[INSTRUCTION]:
Return each entry exactly, omitting nothing.

[RECORD LIST]:

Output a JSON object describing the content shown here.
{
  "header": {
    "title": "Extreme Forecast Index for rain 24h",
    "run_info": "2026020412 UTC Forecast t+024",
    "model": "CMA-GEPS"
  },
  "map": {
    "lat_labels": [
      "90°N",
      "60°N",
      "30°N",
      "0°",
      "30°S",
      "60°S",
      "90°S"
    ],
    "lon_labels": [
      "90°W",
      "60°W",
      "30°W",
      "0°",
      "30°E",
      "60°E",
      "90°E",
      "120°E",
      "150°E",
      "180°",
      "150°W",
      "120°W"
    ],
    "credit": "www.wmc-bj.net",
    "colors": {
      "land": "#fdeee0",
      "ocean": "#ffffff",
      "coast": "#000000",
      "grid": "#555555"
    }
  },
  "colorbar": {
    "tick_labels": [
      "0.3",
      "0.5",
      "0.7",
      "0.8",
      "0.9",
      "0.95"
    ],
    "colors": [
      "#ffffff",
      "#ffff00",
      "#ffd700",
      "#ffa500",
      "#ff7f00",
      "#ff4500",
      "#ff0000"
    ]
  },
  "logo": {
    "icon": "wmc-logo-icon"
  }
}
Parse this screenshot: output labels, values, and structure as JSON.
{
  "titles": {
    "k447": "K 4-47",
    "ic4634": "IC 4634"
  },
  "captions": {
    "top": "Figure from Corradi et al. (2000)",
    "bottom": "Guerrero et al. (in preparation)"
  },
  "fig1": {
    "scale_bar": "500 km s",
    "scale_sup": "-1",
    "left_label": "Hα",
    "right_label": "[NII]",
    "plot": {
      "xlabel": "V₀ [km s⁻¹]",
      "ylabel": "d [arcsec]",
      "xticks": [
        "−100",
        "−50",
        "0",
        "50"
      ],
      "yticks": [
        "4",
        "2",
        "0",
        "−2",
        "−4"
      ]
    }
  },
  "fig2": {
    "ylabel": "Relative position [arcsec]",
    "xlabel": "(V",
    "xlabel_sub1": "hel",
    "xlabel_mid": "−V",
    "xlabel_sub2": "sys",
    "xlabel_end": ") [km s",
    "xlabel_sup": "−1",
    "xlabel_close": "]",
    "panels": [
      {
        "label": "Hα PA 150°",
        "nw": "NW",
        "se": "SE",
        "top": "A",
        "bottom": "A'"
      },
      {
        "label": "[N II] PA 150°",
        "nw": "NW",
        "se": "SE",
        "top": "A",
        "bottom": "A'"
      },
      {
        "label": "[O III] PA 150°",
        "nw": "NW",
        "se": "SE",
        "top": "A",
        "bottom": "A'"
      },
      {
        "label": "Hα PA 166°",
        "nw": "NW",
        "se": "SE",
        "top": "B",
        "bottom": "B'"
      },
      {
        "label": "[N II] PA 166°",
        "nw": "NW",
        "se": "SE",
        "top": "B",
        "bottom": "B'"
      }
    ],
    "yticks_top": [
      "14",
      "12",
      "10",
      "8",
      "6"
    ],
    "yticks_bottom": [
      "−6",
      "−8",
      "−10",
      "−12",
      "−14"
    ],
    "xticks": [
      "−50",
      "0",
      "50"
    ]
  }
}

[ANSWER TO THE EXERCISE]:
Output a JSON object describing the content shown here.
{
  "header": {
    "title": "Extreme Forecast Index for rain 24h",
    "run_info": "2026020412 UTC Forecast t+024",
    "model": "CMA-GEPS"
  },
  "map": {
    "lat_labels": [
      "90°N",
      "60°N",
      "30°N",
      "0°",
      "30°S",
      "60°S",
      "90°S"
    ],
    "lon_labels": [
      "90°W",
      "60°W",
      "30°W",
      "0°",
      "30°E",
      "60°E",
      "90°E",
      "120°E",
      "150°E",
      "180°",
      "150°W",
      "120°W"
    ],
    "credit": "www.wmc-bj.net",
    "colors": {
      "land": "#fdeee0",
      "ocean": "#ffffff",
      "coast": "#000000",
      "grid": "#555555"
    }
  },
  "colorbar": {
    "tick_labels": [
      "0.3",
      "0.5",
      "0.7",
      "0.8",
      "0.9",
      "0.95"
    ],
    "colors": [
      "#ffffff",
      "#ffff00",
      "#ffd700",
      "#ffa500",
      "#ff7f00",
      "#ff4500",
      "#ff0000"
    ]
  },
  "logo": {
    "icon": "wmc-logo-icon"
  }
}
Parse this screenshot: output labels, values, and structure as JSON.
{
  "titles": {
    "k447": "K 4-47",
    "ic4634": "IC 4634"
  },
  "captions": {
    "top": "Figure from Corradi et al. (2000)",
    "bottom": "Guerrero et al. (in preparation)"
  },
  "fig1": {
    "scale_bar": "500 km s",
    "scale_sup": "-1",
    "left_label": "Hα",
    "right_label": "[NII]",
    "plot": {
      "xlabel": "V₀ [km s⁻¹]",
      "ylabel": "d [arcsec]",
      "xticks": [
        "−100",
        "−50",
        "0",
        "50"
      ],
      "yticks": [
        "4",
        "2",
        "0",
        "−2",
        "−4"
      ]
    }
  },
  "fig2": {
    "ylabel": "Relative position [arcsec]",
    "xlabel": "(V",
    "xlabel_sub1": "hel",
    "xlabel_mid": "−V",
    "xlabel_sub2": "sys",
    "xlabel_end": ") [km s",
    "xlabel_sup": "−1",
    "xlabel_close": "]",
    "panels": [
      {
        "label": "Hα PA 150°",
        "nw": "NW",
        "se": "SE",
        "top": "A",
        "bottom": "A'"
      },
      {
        "label": "[N II] PA 150°",
        "nw": "NW",
        "se": "SE",
        "top": "A",
        "bottom": "A'"
      },
      {
        "label": "[O III] PA 150°",
        "nw": "NW",
        "se": "SE",
        "top": "A",
        "bottom": "A'"
      },
      {
        "label": "Hα PA 166°",
        "nw": "NW",
        "se": "SE",
        "top": "B",
        "bottom": "B'"
      },
      {
        "label": "[N II] PA 166°",
        "nw": "NW",
        "se": "SE",
        "top": "B",
        "bottom": "B'"
      }
    ],
    "yticks_top": [
      "14",
      "12",
      "10",
      "8",
      "6"
    ],
    "yticks_bottom": [
      "−6",
      "−8",
      "−10",
      "−12",
      "−14"
    ],
    "xticks": [
      "−50",
      "0",
      "50"
    ]
  }
}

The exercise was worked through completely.